Everything in the listing except the pictures should be written out exactly.

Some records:
+++
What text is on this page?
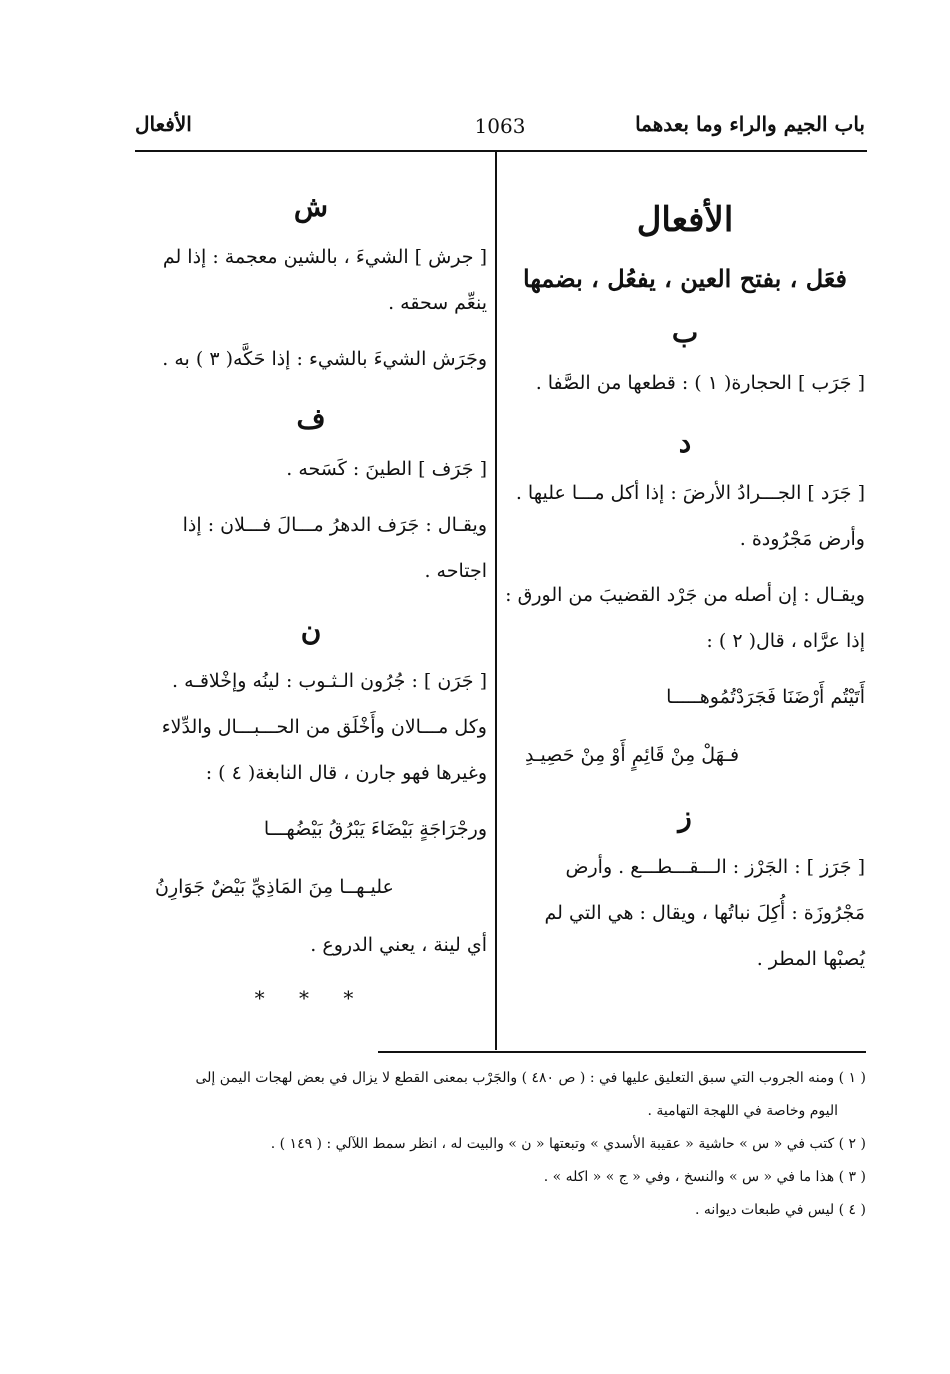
باب الجيم والراء وما بعدهما
1063
الأفعال
الأفعال
فعَل ، بفتح العين ، يفعُل ، بضمها
ب

[ جَرَب ] الحجارة( ١ ) : قطعها من الصَّفا .

د

[ جَرَد ] الجـــرادُ الأرضَ : إذا أكل مـــا عليها . وأرض مَجْرُودة .

ويقـال : إن أصله من جَرْد القضيبَ من الورق : إذا عرَّاه ، قال( ٢ ) :

أَتَيْتُم أَرْضَنَا فَجَرَدْتُمُوهـــــا

فـهَلْ مِنْ قَائِمٍ أَوْ مِنْ حَصِيـدِ

ز

[ جَرَز ] : الجَرْز : الـــقـــطـــع . وأرض مَجْرُوزَة : أُكِلَ نباتُها ، ويقال : هي التي لم يُصبْها المطر .

ش

[ جرش ] الشيءَ ، بالشين معجمة : إذا لم ينعِّم سحقه .

وجَرَش الشيءَ بالشيء : إذا حَكَّه( ٣ ) به .

ف

[ جَرَف ] الطينَ : كَسَحه .

ويقـال : جَرَف الدهرُ مـــالَ فـــلان : إذا اجتاحه .

ن

[ جَرَن ] : جُرُون الـثـوب : لينُه وإخْلاقـه . وكل مـــالان وأَخْلَق من الحـــبـــال والدِّلاء وغيرها فهو جارن ، قال النابغة( ٤ ) :

ورجْرَاجَةٍ بَيْضَاءَ يَبْرُقُ بَيْضُهـــا

عليـهــا مِنَ المَاذِيِّ بَيْضٌ جَوَارِنُ

أي لينة ، يعني الدروع .

* * *

( ١ ) ومنه الجروب التي سبق التعليق عليها في : ( ص ٤٨٠ ) والجَرْب بمعنى القطع لا يزال في بعض لهجات اليمن إلى

اليوم وخاصة في اللهجة التهامية .

( ٢ ) كتب في « س » حاشية « عقيبة الأسدي » وتبعتها « ن » والبيت له ، انظر سمط اللآلي : ( ١٤٩ ) .

( ٣ ) هذا ما في « س » والنسخ ، وفي « ج » « اكله » .

( ٤ ) ليس في طبعات ديوانه .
+++
The answer:
What text is on this page?
باب الجيم والراء وما بعدهما
1063
الأفعال
الأفعال
فعَل ، بفتح العين ، يفعُل ، بضمها
ب

[ جَرَب ] الحجارة( ١ ) : قطعها من الصَّفا .

د

[ جَرَد ] الجـــرادُ الأرضَ : إذا أكل مـــا عليها . وأرض مَجْرُودة .

ويقـال : إن أصله من جَرْد القضيبَ من الورق : إذا عرَّاه ، قال( ٢ ) :

أَتَيْتُم أَرْضَنَا فَجَرَدْتُمُوهـــــا

فـهَلْ مِنْ قَائِمٍ أَوْ مِنْ حَصِيـدِ

ز

[ جَرَز ] : الجَرْز : الـــقـــطـــع . وأرض مَجْرُوزَة : أُكِلَ نباتُها ، ويقال : هي التي لم يُصبْها المطر .

ش

[ جرش ] الشيءَ ، بالشين معجمة : إذا لم ينعِّم سحقه .

وجَرَش الشيءَ بالشيء : إذا حَكَّه( ٣ ) به .

ف

[ جَرَف ] الطينَ : كَسَحه .

ويقـال : جَرَف الدهرُ مـــالَ فـــلان : إذا اجتاحه .

ن

[ جَرَن ] : جُرُون الـثـوب : لينُه وإخْلاقـه . وكل مـــالان وأَخْلَق من الحـــبـــال والدِّلاء وغيرها فهو جارن ، قال النابغة( ٤ ) :

ورجْرَاجَةٍ بَيْضَاءَ يَبْرُقُ بَيْضُهـــا

عليـهــا مِنَ المَاذِيِّ بَيْضٌ جَوَارِنُ

أي لينة ، يعني الدروع .

* * *

( ١ ) ومنه الجروب التي سبق التعليق عليها في : ( ص ٤٨٠ ) والجَرْب بمعنى القطع لا يزال في بعض لهجات اليمن إلى

اليوم وخاصة في اللهجة التهامية .

( ٢ ) كتب في « س » حاشية « عقيبة الأسدي » وتبعتها « ن » والبيت له ، انظر سمط اللآلي : ( ١٤٩ ) .

( ٣ ) هذا ما في « س » والنسخ ، وفي « ج » « اكله » .

( ٤ ) ليس في طبعات ديوانه .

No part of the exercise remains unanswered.